»»

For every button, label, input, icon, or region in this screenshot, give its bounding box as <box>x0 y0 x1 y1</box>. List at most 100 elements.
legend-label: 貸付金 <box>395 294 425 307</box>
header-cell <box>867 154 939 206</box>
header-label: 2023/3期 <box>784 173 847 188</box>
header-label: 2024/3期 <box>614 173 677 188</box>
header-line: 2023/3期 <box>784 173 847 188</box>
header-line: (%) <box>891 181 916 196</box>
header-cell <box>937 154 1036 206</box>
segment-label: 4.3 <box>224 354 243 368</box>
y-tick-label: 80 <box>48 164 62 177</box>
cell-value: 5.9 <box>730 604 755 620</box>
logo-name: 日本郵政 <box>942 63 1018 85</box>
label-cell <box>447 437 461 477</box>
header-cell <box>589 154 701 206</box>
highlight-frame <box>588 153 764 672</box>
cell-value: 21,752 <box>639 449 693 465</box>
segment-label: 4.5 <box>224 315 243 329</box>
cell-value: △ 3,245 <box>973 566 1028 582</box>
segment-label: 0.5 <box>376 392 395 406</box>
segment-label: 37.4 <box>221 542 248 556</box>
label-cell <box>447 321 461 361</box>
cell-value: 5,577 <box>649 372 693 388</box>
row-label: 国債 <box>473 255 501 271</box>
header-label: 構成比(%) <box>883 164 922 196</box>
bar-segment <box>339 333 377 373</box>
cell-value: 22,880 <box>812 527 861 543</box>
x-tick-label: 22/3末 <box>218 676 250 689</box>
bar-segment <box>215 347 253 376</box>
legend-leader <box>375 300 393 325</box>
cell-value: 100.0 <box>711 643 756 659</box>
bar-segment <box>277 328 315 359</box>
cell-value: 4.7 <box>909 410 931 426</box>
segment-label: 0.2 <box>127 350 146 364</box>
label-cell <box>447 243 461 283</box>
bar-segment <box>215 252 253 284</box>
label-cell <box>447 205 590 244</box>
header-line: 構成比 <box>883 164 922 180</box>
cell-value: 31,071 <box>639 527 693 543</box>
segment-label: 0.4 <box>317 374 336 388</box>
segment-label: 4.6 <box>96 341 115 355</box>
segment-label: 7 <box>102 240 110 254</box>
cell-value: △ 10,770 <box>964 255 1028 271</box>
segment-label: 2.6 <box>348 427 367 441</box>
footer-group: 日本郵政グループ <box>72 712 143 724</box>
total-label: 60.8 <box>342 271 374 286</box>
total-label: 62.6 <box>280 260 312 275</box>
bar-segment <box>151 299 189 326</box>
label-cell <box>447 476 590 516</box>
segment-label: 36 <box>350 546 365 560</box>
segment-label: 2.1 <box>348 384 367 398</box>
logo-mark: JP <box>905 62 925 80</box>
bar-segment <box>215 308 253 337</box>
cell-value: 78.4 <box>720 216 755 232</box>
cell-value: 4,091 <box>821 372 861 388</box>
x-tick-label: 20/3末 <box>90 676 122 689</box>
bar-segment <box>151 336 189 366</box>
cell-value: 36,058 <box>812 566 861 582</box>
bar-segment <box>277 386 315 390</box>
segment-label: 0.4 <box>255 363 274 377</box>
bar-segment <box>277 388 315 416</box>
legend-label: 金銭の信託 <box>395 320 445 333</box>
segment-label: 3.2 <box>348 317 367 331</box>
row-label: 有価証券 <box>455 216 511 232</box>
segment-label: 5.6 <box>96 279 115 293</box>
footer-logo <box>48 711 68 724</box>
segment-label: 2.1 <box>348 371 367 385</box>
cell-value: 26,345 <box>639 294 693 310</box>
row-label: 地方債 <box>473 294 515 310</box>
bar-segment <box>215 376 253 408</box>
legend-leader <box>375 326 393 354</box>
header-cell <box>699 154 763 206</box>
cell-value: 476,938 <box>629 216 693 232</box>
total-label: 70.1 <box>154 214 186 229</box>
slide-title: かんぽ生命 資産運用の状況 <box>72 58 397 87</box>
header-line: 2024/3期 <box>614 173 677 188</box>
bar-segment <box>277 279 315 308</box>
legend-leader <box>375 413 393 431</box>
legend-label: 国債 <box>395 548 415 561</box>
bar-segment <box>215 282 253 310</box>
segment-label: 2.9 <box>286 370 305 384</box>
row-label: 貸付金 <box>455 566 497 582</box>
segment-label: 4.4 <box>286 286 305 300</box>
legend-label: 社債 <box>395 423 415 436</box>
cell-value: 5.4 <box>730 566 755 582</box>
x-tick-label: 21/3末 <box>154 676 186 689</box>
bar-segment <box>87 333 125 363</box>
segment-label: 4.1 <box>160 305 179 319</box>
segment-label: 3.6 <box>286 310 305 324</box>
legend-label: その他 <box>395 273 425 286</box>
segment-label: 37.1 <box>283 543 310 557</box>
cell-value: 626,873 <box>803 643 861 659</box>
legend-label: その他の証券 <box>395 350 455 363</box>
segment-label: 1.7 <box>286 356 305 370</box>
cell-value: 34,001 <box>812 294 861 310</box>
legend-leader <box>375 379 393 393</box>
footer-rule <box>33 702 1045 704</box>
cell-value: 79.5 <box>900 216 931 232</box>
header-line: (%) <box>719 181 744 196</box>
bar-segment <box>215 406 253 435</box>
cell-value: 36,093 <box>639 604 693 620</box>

««

WHAT IS NEEDED
Reproduce every line of the data above verbatim.

SOLVED PROBLEM
For every button, label, input, icon, or region in this screenshot, give its bounding box as <box>x0 y0 x1 y1</box>. List at most 100 elements.
legend-label: 貸付金 <box>395 294 425 307</box>
header-cell <box>867 154 939 206</box>
header-label: 2023/3期 <box>784 173 847 188</box>
header-label: 2024/3期 <box>614 173 677 188</box>
header-line: 2023/3期 <box>784 173 847 188</box>
header-line: (%) <box>891 181 916 196</box>
header-cell <box>937 154 1036 206</box>
segment-label: 4.3 <box>224 354 243 368</box>
y-tick-label: 80 <box>48 164 62 177</box>
cell-value: 5.9 <box>730 604 755 620</box>
logo-name: 日本郵政 <box>942 63 1018 85</box>
label-cell <box>447 437 461 477</box>
header-cell <box>589 154 701 206</box>
highlight-frame <box>588 153 764 672</box>
cell-value: 21,752 <box>639 449 693 465</box>
segment-label: 4.5 <box>224 315 243 329</box>
cell-value: △ 3,245 <box>973 566 1028 582</box>
segment-label: 0.5 <box>376 392 395 406</box>
segment-label: 37.4 <box>221 542 248 556</box>
label-cell <box>447 321 461 361</box>
cell-value: 5,577 <box>649 372 693 388</box>
row-label: 国債 <box>473 255 501 271</box>
header-label: 構成比(%) <box>883 164 922 196</box>
bar-segment <box>339 333 377 373</box>
cell-value: 22,880 <box>812 527 861 543</box>
x-tick-label: 22/3末 <box>218 676 250 689</box>
bar-segment <box>215 347 253 376</box>
legend-leader <box>375 300 393 325</box>
cell-value: 100.0 <box>711 643 756 659</box>
bar-segment <box>277 328 315 359</box>
cell-value: 4.7 <box>909 410 931 426</box>
segment-label: 0.2 <box>127 350 146 364</box>
label-cell <box>447 243 461 283</box>
bar-segment <box>215 252 253 284</box>
label-cell <box>447 205 590 244</box>
header-line: 構成比 <box>883 164 922 180</box>
cell-value: 31,071 <box>639 527 693 543</box>
segment-label: 0.4 <box>317 374 336 388</box>
segment-label: 4.6 <box>96 341 115 355</box>
segment-label: 7 <box>102 240 110 254</box>
cell-value: △ 10,770 <box>964 255 1028 271</box>
segment-label: 2.6 <box>348 427 367 441</box>
footer-group: 日本郵政グループ <box>72 712 143 724</box>
total-label: 60.8 <box>342 271 374 286</box>
total-label: 62.6 <box>280 260 312 275</box>
bar-segment <box>151 299 189 326</box>
label-cell <box>447 476 590 516</box>
segment-label: 36 <box>350 546 365 560</box>
segment-label: 2.1 <box>348 384 367 398</box>
logo-mark: JP <box>905 62 925 80</box>
bar-segment <box>215 308 253 337</box>
cell-value: 78.4 <box>720 216 755 232</box>
cell-value: 4,091 <box>821 372 861 388</box>
x-tick-label: 20/3末 <box>90 676 122 689</box>
bar-segment <box>151 336 189 366</box>
cell-value: 36,058 <box>812 566 861 582</box>
bar-segment <box>277 386 315 390</box>
segment-label: 0.4 <box>255 363 274 377</box>
bar-segment <box>277 388 315 416</box>
legend-label: 金銭の信託 <box>395 320 445 333</box>
segment-label: 3.2 <box>348 317 367 331</box>
row-label: 有価証券 <box>455 216 511 232</box>
segment-label: 5.6 <box>96 279 115 293</box>
footer-logo <box>48 711 68 724</box>
segment-label: 2.1 <box>348 371 367 385</box>
cell-value: 26,345 <box>639 294 693 310</box>
row-label: 地方債 <box>473 294 515 310</box>
bar-segment <box>215 376 253 408</box>
legend-leader <box>375 326 393 354</box>
header-cell <box>699 154 763 206</box>
cell-value: 476,938 <box>629 216 693 232</box>
total-label: 70.1 <box>154 214 186 229</box>
slide-title: かんぽ生命 資産運用の状況 <box>72 58 397 87</box>
header-line: 2024/3期 <box>614 173 677 188</box>
bar-segment <box>277 279 315 308</box>
legend-leader <box>375 413 393 431</box>
legend-label: 国債 <box>395 548 415 561</box>
bar-segment <box>215 282 253 310</box>
segment-label: 2.9 <box>286 370 305 384</box>
row-label: 貸付金 <box>455 566 497 582</box>
segment-label: 4.4 <box>286 286 305 300</box>
legend-label: 社債 <box>395 423 415 436</box>
cell-value: 5.4 <box>730 566 755 582</box>
x-tick-label: 21/3末 <box>154 676 186 689</box>
bar-segment <box>87 333 125 363</box>
segment-label: 4.1 <box>160 305 179 319</box>
segment-label: 3.6 <box>286 310 305 324</box>
legend-label: その他 <box>395 273 425 286</box>
segment-label: 37.1 <box>283 543 310 557</box>
cell-value: 626,873 <box>803 643 861 659</box>
legend-label: その他の証券 <box>395 350 455 363</box>
segment-label: 1.7 <box>286 356 305 370</box>
cell-value: 34,001 <box>812 294 861 310</box>
legend-leader <box>375 379 393 393</box>
footer-rule <box>33 702 1045 704</box>
cell-value: 79.5 <box>900 216 931 232</box>
header-line: (%) <box>719 181 744 196</box>
bar-segment <box>215 406 253 435</box>
cell-value: 36,093 <box>639 604 693 620</box>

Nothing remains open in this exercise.